* _Exercise requirements_: Reproduce each line of the listing exactly.

* _Entries provided_:
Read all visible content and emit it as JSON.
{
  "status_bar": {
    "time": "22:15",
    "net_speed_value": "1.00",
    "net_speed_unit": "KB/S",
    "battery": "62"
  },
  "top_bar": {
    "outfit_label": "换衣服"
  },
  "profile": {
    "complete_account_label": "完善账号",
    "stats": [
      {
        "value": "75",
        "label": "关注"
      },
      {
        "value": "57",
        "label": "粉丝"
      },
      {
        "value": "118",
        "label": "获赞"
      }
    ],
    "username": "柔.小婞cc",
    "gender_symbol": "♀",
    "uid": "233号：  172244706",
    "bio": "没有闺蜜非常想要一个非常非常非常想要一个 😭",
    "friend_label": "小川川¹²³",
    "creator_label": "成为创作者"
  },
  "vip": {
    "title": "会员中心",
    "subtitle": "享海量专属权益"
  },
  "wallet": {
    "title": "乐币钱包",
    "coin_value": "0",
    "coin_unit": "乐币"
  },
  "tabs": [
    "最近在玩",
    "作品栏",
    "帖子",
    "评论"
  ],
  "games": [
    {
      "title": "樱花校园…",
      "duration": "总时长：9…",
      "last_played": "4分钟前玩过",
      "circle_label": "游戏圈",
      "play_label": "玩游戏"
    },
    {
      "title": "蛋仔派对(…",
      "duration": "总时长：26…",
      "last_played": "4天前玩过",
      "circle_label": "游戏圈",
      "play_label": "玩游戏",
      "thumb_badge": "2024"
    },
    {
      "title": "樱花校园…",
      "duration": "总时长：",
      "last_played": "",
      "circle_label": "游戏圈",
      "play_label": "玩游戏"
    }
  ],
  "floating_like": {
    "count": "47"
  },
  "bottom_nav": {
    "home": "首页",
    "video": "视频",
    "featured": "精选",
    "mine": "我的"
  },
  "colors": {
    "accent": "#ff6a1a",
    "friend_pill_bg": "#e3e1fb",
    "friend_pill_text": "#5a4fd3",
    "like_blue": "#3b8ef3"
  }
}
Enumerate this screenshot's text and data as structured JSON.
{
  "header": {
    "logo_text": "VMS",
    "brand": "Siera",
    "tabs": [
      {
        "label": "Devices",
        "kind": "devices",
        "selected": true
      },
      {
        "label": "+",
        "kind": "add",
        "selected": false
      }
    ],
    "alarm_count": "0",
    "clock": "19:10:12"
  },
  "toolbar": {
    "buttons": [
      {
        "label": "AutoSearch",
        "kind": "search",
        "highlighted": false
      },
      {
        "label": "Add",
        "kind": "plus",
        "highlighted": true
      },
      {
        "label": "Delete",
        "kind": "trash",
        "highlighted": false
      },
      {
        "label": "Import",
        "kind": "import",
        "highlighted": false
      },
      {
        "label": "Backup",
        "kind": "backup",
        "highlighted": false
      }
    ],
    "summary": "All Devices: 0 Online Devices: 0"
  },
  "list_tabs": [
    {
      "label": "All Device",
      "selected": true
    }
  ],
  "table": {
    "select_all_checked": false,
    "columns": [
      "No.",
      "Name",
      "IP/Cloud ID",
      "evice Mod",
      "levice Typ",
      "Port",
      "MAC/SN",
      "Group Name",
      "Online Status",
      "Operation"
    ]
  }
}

* _Answer in full_:
Read all visible content and emit it as JSON.
{
  "status_bar": {
    "time": "22:15",
    "net_speed_value": "1.00",
    "net_speed_unit": "KB/S",
    "battery": "62"
  },
  "top_bar": {
    "outfit_label": "换衣服"
  },
  "profile": {
    "complete_account_label": "完善账号",
    "stats": [
      {
        "value": "75",
        "label": "关注"
      },
      {
        "value": "57",
        "label": "粉丝"
      },
      {
        "value": "118",
        "label": "获赞"
      }
    ],
    "username": "柔.小婞cc",
    "gender_symbol": "♀",
    "uid": "233号：  172244706",
    "bio": "没有闺蜜非常想要一个非常非常非常想要一个 😭",
    "friend_label": "小川川¹²³",
    "creator_label": "成为创作者"
  },
  "vip": {
    "title": "会员中心",
    "subtitle": "享海量专属权益"
  },
  "wallet": {
    "title": "乐币钱包",
    "coin_value": "0",
    "coin_unit": "乐币"
  },
  "tabs": [
    "最近在玩",
    "作品栏",
    "帖子",
    "评论"
  ],
  "games": [
    {
      "title": "樱花校园…",
      "duration": "总时长：9…",
      "last_played": "4分钟前玩过",
      "circle_label": "游戏圈",
      "play_label": "玩游戏"
    },
    {
      "title": "蛋仔派对(…",
      "duration": "总时长：26…",
      "last_played": "4天前玩过",
      "circle_label": "游戏圈",
      "play_label": "玩游戏",
      "thumb_badge": "2024"
    },
    {
      "title": "樱花校园…",
      "duration": "总时长：",
      "last_played": "",
      "circle_label": "游戏圈",
      "play_label": "玩游戏"
    }
  ],
  "floating_like": {
    "count": "47"
  },
  "bottom_nav": {
    "home": "首页",
    "video": "视频",
    "featured": "精选",
    "mine": "我的"
  },
  "colors": {
    "accent": "#ff6a1a",
    "friend_pill_bg": "#e3e1fb",
    "friend_pill_text": "#5a4fd3",
    "like_blue": "#3b8ef3"
  }
}
Enumerate this screenshot's text and data as structured JSON.
{
  "header": {
    "logo_text": "VMS",
    "brand": "Siera",
    "tabs": [
      {
        "label": "Devices",
        "kind": "devices",
        "selected": true
      },
      {
        "label": "+",
        "kind": "add",
        "selected": false
      }
    ],
    "alarm_count": "0",
    "clock": "19:10:12"
  },
  "toolbar": {
    "buttons": [
      {
        "label": "AutoSearch",
        "kind": "search",
        "highlighted": false
      },
      {
        "label": "Add",
        "kind": "plus",
        "highlighted": true
      },
      {
        "label": "Delete",
        "kind": "trash",
        "highlighted": false
      },
      {
        "label": "Import",
        "kind": "import",
        "highlighted": false
      },
      {
        "label": "Backup",
        "kind": "backup",
        "highlighted": false
      }
    ],
    "summary": "All Devices: 0 Online Devices: 0"
  },
  "list_tabs": [
    {
      "label": "All Device",
      "selected": true
    }
  ],
  "table": {
    "select_all_checked": false,
    "columns": [
      "No.",
      "Name",
      "IP/Cloud ID",
      "evice Mod",
      "levice Typ",
      "Port",
      "MAC/SN",
      "Group Name",
      "Online Status",
      "Operation"
    ]
  }
}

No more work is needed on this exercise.